PROBLEM SET:
A. Please edit the winemaking post from "I know I run" through "kits as well.", putting "refrigerate" in place of "freeze".
B. Answer these questions from the winemaking post:
(i) How many pounds of grapes does the ordered lug hold?
(ii) To what volume will water be added for the kit?
(iii) What will be done with the skins after primary?

I'm going to experiment again. This time I've ordered a lug (18#) of Chilean Cabernet Sauvignon grapes from Harford Winery. My plan is to de-stem and crush the grapes by hand, add Kmeta, wait a day, add Pectic Enzymes and then give them another day to get used to each other.

On the third day my thought is to start a conventional WE Eclipse Lodi Cab per kit instructions. But once I've added the water to 23L, stirred it all together, added the kit grape skin bag I want to add the skins and juice from the Chilean lug, then add the yeast when it's the right temp.

I know I run a risk about Ph and Acid, but from my understanding most kits are so well balanced that an .8 gallons or so from the lug may not throw that off too much. Or I can jump into testing early.

My goal is to increase all the benefits of wine on skins, but not jump all the way into wine from grapes at this point. After primary I will squeeze the skins and freeze them for additions into future kits as well.

Has anyone tried this? Thoughts on the idea?

[Entries taken from a collection]

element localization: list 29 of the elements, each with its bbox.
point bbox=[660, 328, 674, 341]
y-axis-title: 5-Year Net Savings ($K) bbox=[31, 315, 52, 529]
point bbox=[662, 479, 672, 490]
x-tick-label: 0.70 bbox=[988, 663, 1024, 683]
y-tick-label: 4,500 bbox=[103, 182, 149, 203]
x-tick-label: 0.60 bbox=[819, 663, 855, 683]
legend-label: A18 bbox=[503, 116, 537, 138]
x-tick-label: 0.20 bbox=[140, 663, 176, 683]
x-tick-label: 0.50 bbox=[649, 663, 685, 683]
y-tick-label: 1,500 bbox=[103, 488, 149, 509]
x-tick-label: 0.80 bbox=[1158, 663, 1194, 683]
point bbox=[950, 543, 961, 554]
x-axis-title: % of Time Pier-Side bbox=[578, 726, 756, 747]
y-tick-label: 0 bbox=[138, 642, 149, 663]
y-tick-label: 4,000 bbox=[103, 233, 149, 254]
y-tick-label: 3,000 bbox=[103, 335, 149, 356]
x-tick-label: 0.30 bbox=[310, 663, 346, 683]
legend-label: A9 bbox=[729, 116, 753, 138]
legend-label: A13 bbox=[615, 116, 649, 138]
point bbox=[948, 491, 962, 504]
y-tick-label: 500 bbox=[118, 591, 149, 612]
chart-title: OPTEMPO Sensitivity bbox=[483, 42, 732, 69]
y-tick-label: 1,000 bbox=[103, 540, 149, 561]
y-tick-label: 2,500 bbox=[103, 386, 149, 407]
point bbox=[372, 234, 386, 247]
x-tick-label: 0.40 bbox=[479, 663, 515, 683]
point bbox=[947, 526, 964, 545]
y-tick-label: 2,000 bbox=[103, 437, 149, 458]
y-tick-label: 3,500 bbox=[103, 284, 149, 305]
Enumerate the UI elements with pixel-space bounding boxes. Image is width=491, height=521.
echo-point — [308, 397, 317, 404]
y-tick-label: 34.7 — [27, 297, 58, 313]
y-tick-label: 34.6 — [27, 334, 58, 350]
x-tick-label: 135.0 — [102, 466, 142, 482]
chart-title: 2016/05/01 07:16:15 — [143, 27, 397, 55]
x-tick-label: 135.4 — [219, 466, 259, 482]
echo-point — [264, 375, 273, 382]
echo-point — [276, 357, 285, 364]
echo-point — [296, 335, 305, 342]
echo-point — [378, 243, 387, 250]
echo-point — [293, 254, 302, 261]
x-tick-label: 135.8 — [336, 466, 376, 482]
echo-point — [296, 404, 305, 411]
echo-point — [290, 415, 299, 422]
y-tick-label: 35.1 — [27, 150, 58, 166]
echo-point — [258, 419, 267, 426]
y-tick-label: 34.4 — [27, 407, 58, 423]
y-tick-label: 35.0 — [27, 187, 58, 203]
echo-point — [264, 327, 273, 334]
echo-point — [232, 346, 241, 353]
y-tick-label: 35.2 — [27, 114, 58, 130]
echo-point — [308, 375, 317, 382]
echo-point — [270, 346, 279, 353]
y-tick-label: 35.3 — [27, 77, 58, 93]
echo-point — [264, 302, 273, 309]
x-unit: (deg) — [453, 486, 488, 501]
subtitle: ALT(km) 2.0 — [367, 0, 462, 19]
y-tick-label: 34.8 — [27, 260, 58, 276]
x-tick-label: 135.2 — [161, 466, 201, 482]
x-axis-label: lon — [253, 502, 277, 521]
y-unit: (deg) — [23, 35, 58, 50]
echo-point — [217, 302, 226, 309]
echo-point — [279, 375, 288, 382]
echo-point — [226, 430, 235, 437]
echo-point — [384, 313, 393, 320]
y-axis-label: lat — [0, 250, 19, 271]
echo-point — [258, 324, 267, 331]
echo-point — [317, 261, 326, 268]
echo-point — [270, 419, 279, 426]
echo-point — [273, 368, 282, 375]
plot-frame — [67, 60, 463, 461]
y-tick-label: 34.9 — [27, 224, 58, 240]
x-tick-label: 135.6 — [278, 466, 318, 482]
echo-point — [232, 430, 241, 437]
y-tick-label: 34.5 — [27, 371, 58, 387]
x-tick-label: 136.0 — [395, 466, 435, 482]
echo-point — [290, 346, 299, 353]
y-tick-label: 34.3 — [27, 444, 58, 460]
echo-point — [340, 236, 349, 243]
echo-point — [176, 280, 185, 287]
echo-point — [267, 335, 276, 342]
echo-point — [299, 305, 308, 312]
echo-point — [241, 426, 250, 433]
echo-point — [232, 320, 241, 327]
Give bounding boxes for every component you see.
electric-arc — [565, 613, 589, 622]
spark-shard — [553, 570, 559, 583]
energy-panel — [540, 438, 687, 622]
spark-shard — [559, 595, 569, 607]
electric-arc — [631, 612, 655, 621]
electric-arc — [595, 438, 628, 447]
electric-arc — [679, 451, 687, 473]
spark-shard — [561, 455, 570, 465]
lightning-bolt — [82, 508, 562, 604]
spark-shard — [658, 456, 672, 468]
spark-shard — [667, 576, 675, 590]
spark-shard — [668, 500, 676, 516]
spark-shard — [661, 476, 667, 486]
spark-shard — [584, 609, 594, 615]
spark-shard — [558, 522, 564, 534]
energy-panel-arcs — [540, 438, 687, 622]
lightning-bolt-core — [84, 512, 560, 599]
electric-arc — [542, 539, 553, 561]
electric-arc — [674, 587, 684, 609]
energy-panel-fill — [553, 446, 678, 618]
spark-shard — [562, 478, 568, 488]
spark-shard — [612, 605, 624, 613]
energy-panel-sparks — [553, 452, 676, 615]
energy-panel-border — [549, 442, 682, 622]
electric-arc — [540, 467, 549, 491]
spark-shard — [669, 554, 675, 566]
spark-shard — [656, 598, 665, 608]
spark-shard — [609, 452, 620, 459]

TASK RESPONSES:
A.
I know I run a risk about Ph and Acid, but from my understanding most kits are so well balanced that an .8 gallons or so from the lug may not throw that off too much. Or I can jump into testing early.

My goal is to increase all the benefits of wine on skins, but not jump all the way into wine from grapes at this point. After primary I will squeeze the skins and refrigerate them for additions into future kits as well.

B.
(i) 18 pounds.
(ii) 23L.
(iii) They will be squeezed and frozen for additions into future kits.